Copy out the full inhalation toxicity summary below, word for word, before turning to the records.
*** Opening of Text segment ***
TEST ATMOSPHERE (if not tabulated)
- Particle size distribution: 2.7 to 3.2 microns
- MMAD (Mass median aerodynamic diameter) / GSD (Geometric st. dev.): 2.9/2.07


Analytical verification of test atmosphere concentrations:
yes
Duration of exposure:
4 h
Concentrations:
0.77, 0.94, 1.1, 1.4, or 5.1 mg/L
No. of animals per sex per dose:
Five
Control animals:
yes
Details on study design:
- Duration of observation period following administration: 14 days
- Frequency of observations and weighing: Animals were observed once daily and weighed on day 7 and 14
- Necropsy of survivors performed: Yes
- Other examinations performed: Clinical signs, body weight, histopathology
Statistics:
No statistical methods were mentioned.

Results and discussion

Effect levelsopen allclose all
Sex:
male/female
Dose descriptor:
LC50
Effect level:
1.17 mg/L air
95% CL:
0.94 - 1.46
Remarks on result:
other: Equivalent to 1170 mg/m3
Sex:
female
Dose descriptor:
LC50
Effect level:
0.9 mg/L air
Exp. duration:
4 h
Remarks on result:
other: The LC50 was estimated to be between 0.9 and 1.4 mg/L.
Sex:
male
Dose descriptor:
LC50
Effect level:
1.4 mg/L air
Exp. duration:
4 h
Remarks on result:
other: The LC50 was estimated to be between 1.4 and 2.0 mg/L.
Mortality:
All animals treated with 5.1 mg/L died within 2 days. Two to 5 females from all treatment groups died. No males in the lowest two groups died, but 2 males from each of the other groups died.
Clinical signs:
Clinical signs included dyspnoea and nasal discharge.
Body weight:
Body weight gain was reduced in the first week, but was normal in the second week.
Gross pathology:
Gross necropsy indicates treatment-related effects on the lung occurred only in the animals that died.
*** Close of Text segment ***
*** Opening of Dataset content ***
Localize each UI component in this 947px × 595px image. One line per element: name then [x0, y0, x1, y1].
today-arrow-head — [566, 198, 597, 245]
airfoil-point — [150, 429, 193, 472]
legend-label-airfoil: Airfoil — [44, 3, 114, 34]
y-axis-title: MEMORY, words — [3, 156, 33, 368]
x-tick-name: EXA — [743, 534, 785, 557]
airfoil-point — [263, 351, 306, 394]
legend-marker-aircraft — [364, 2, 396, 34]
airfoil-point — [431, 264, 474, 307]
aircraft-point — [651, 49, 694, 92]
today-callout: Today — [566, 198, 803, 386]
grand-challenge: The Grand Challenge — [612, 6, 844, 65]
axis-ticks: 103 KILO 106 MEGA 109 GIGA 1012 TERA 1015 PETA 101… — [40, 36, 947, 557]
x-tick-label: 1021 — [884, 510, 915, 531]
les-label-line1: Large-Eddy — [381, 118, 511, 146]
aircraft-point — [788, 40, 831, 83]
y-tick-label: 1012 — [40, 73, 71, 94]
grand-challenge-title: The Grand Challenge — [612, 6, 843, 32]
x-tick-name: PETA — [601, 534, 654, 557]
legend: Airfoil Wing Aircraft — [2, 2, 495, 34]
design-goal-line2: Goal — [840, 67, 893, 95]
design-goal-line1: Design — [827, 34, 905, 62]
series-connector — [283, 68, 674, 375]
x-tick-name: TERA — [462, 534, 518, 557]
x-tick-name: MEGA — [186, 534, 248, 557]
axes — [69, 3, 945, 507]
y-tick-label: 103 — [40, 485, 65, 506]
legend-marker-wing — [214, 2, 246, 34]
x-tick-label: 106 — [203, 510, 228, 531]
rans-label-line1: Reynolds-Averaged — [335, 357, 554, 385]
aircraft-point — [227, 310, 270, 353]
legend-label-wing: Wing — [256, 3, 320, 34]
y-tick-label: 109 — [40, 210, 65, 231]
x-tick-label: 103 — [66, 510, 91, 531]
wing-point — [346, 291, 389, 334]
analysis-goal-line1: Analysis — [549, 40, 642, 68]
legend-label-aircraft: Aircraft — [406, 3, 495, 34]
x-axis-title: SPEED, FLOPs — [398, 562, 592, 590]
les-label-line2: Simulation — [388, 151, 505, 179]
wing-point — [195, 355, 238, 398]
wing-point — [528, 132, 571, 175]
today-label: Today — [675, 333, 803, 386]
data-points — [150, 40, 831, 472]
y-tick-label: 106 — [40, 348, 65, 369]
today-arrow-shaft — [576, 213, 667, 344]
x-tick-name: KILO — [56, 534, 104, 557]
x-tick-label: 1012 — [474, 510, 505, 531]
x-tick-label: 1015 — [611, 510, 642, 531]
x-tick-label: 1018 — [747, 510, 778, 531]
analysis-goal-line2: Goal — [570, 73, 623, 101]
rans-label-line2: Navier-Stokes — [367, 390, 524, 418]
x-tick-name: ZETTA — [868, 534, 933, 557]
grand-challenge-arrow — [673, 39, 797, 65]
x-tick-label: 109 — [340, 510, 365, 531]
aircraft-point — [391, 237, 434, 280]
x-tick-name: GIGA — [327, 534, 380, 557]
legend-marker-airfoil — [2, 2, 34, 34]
*** Close of Dataset content ***
Result of the exercise:
TEST ATMOSPHERE (if not tabulated)
- Particle size distribution: 2.7 to 3.2 microns
- MMAD (Mass median aerodynamic diameter) / GSD (Geometric st. dev.): 2.9/2.07


Analytical verification of test atmosphere concentrations:
yes
Duration of exposure:
4 h
Concentrations:
0.77, 0.94, 1.1, 1.4, or 5.1 mg/L
No. of animals per sex per dose:
Five
Control animals:
yes
Details on study design:
- Duration of observation period following administration: 14 days
- Frequency of observations and weighing: Animals were observed once daily and weighed on day 7 and 14
- Necropsy of survivors performed: Yes
- Other examinations performed: Clinical signs, body weight, histopathology
Statistics:
No statistical methods were mentioned.

Results and discussion

Effect levelsopen allclose all
Sex:
male/female
Dose descriptor:
LC50
Effect level:
1.17 mg/L air
95% CL:
0.94 - 1.46
Remarks on result:
other: Equivalent to 1170 mg/m3
Sex:
female
Dose descriptor:
LC50
Effect level:
0.9 mg/L air
Exp. duration:
4 h
Remarks on result:
other: The LC50 was estimated to be between 0.9 and 1.4 mg/L.
Sex:
male
Dose descriptor:
LC50
Effect level:
1.4 mg/L air
Exp. duration:
4 h
Remarks on result:
other: The LC50 was estimated to be between 1.4 and 2.0 mg/L.
Mortality:
All animals treated with 5.1 mg/L died within 2 days. Two to 5 females from all treatment groups died. No males in the lowest two groups died, but 2 males from each of the other groups died.
Clinical signs:
Clinical signs included dyspnoea and nasal discharge.
Body weight:
Body weight gain was reduced in the first week, but was normal in the second week.
Gross pathology:
Gross necropsy indicates treatment-related effects on the lung occurred only in the animals that died.